== Given data

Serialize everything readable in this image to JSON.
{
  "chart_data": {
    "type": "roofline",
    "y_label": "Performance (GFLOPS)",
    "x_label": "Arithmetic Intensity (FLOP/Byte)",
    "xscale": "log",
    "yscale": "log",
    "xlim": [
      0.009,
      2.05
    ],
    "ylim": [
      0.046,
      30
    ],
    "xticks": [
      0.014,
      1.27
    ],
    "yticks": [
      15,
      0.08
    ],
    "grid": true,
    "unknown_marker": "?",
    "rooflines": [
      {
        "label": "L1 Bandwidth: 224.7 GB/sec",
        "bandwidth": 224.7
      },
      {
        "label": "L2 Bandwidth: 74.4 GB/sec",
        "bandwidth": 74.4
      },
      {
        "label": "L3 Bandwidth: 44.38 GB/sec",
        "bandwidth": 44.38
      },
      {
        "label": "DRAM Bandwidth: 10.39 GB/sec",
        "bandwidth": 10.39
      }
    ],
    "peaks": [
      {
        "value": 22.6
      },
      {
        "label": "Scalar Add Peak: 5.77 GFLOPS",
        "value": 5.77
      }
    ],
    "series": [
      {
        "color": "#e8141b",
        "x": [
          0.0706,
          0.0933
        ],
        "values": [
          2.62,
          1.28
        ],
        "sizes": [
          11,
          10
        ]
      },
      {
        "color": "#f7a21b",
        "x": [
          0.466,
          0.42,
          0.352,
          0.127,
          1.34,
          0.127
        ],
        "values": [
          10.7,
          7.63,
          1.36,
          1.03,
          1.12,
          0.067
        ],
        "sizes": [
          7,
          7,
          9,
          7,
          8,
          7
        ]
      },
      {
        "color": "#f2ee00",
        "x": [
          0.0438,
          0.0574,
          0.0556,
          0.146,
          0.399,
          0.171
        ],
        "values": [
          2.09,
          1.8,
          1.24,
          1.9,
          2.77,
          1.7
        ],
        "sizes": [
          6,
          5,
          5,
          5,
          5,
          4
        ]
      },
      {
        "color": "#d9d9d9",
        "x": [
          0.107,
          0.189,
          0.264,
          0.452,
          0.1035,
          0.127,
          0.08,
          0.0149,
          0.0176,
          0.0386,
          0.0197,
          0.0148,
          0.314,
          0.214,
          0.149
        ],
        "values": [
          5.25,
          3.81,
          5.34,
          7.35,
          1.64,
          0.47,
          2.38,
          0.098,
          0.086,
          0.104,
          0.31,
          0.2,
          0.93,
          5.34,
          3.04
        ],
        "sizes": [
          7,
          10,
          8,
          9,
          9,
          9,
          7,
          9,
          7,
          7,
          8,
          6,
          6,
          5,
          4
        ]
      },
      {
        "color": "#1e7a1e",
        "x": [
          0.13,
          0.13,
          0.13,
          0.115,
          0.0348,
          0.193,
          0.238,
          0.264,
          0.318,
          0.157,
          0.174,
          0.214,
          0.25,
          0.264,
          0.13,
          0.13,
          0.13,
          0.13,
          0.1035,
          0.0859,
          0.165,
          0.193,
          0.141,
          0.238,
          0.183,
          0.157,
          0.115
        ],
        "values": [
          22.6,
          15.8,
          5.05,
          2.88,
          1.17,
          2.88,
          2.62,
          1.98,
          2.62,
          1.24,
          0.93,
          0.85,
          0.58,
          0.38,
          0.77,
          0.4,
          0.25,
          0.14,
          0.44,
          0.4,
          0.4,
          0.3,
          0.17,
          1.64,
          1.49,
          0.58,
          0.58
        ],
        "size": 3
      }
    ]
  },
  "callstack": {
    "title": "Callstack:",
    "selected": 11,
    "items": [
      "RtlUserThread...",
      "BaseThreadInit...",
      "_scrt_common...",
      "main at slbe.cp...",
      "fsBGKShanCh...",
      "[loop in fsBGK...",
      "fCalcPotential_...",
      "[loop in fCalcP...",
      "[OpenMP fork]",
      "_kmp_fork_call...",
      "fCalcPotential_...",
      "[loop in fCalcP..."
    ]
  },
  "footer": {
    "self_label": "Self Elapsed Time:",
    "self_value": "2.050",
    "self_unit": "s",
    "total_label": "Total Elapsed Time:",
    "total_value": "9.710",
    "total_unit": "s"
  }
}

====

## Given problem
Above are the records; copy all of them exactly.

## Completed task
Serialize everything readable in this image to JSON.
{
  "chart_data": {
    "type": "roofline",
    "y_label": "Performance (GFLOPS)",
    "x_label": "Arithmetic Intensity (FLOP/Byte)",
    "xscale": "log",
    "yscale": "log",
    "xlim": [
      0.009,
      2.05
    ],
    "ylim": [
      0.046,
      30
    ],
    "xticks": [
      0.014,
      1.27
    ],
    "yticks": [
      15,
      0.08
    ],
    "grid": true,
    "unknown_marker": "?",
    "rooflines": [
      {
        "label": "L1 Bandwidth: 224.7 GB/sec",
        "bandwidth": 224.7
      },
      {
        "label": "L2 Bandwidth: 74.4 GB/sec",
        "bandwidth": 74.4
      },
      {
        "label": "L3 Bandwidth: 44.38 GB/sec",
        "bandwidth": 44.38
      },
      {
        "label": "DRAM Bandwidth: 10.39 GB/sec",
        "bandwidth": 10.39
      }
    ],
    "peaks": [
      {
        "value": 22.6
      },
      {
        "label": "Scalar Add Peak: 5.77 GFLOPS",
        "value": 5.77
      }
    ],
    "series": [
      {
        "color": "#e8141b",
        "x": [
          0.0706,
          0.0933
        ],
        "values": [
          2.62,
          1.28
        ],
        "sizes": [
          11,
          10
        ]
      },
      {
        "color": "#f7a21b",
        "x": [
          0.466,
          0.42,
          0.352,
          0.127,
          1.34,
          0.127
        ],
        "values": [
          10.7,
          7.63,
          1.36,
          1.03,
          1.12,
          0.067
        ],
        "sizes": [
          7,
          7,
          9,
          7,
          8,
          7
        ]
      },
      {
        "color": "#f2ee00",
        "x": [
          0.0438,
          0.0574,
          0.0556,
          0.146,
          0.399,
          0.171
        ],
        "values": [
          2.09,
          1.8,
          1.24,
          1.9,
          2.77,
          1.7
        ],
        "sizes": [
          6,
          5,
          5,
          5,
          5,
          4
        ]
      },
      {
        "color": "#d9d9d9",
        "x": [
          0.107,
          0.189,
          0.264,
          0.452,
          0.1035,
          0.127,
          0.08,
          0.0149,
          0.0176,
          0.0386,
          0.0197,
          0.0148,
          0.314,
          0.214,
          0.149
        ],
        "values": [
          5.25,
          3.81,
          5.34,
          7.35,
          1.64,
          0.47,
          2.38,
          0.098,
          0.086,
          0.104,
          0.31,
          0.2,
          0.93,
          5.34,
          3.04
        ],
        "sizes": [
          7,
          10,
          8,
          9,
          9,
          9,
          7,
          9,
          7,
          7,
          8,
          6,
          6,
          5,
          4
        ]
      },
      {
        "color": "#1e7a1e",
        "x": [
          0.13,
          0.13,
          0.13,
          0.115,
          0.0348,
          0.193,
          0.238,
          0.264,
          0.318,
          0.157,
          0.174,
          0.214,
          0.25,
          0.264,
          0.13,
          0.13,
          0.13,
          0.13,
          0.1035,
          0.0859,
          0.165,
          0.193,
          0.141,
          0.238,
          0.183,
          0.157,
          0.115
        ],
        "values": [
          22.6,
          15.8,
          5.05,
          2.88,
          1.17,
          2.88,
          2.62,
          1.98,
          2.62,
          1.24,
          0.93,
          0.85,
          0.58,
          0.38,
          0.77,
          0.4,
          0.25,
          0.14,
          0.44,
          0.4,
          0.4,
          0.3,
          0.17,
          1.64,
          1.49,
          0.58,
          0.58
        ],
        "size": 3
      }
    ]
  },
  "callstack": {
    "title": "Callstack:",
    "selected": 11,
    "items": [
      "RtlUserThread...",
      "BaseThreadInit...",
      "_scrt_common...",
      "main at slbe.cp...",
      "fsBGKShanCh...",
      "[loop in fsBGK...",
      "fCalcPotential_...",
      "[loop in fCalcP...",
      "[OpenMP fork]",
      "_kmp_fork_call...",
      "fCalcPotential_...",
      "[loop in fCalcP..."
    ]
  },
  "footer": {
    "self_label": "Self Elapsed Time:",
    "self_value": "2.050",
    "self_unit": "s",
    "total_label": "Total Elapsed Time:",
    "total_value": "9.710",
    "total_unit": "s"
  }
}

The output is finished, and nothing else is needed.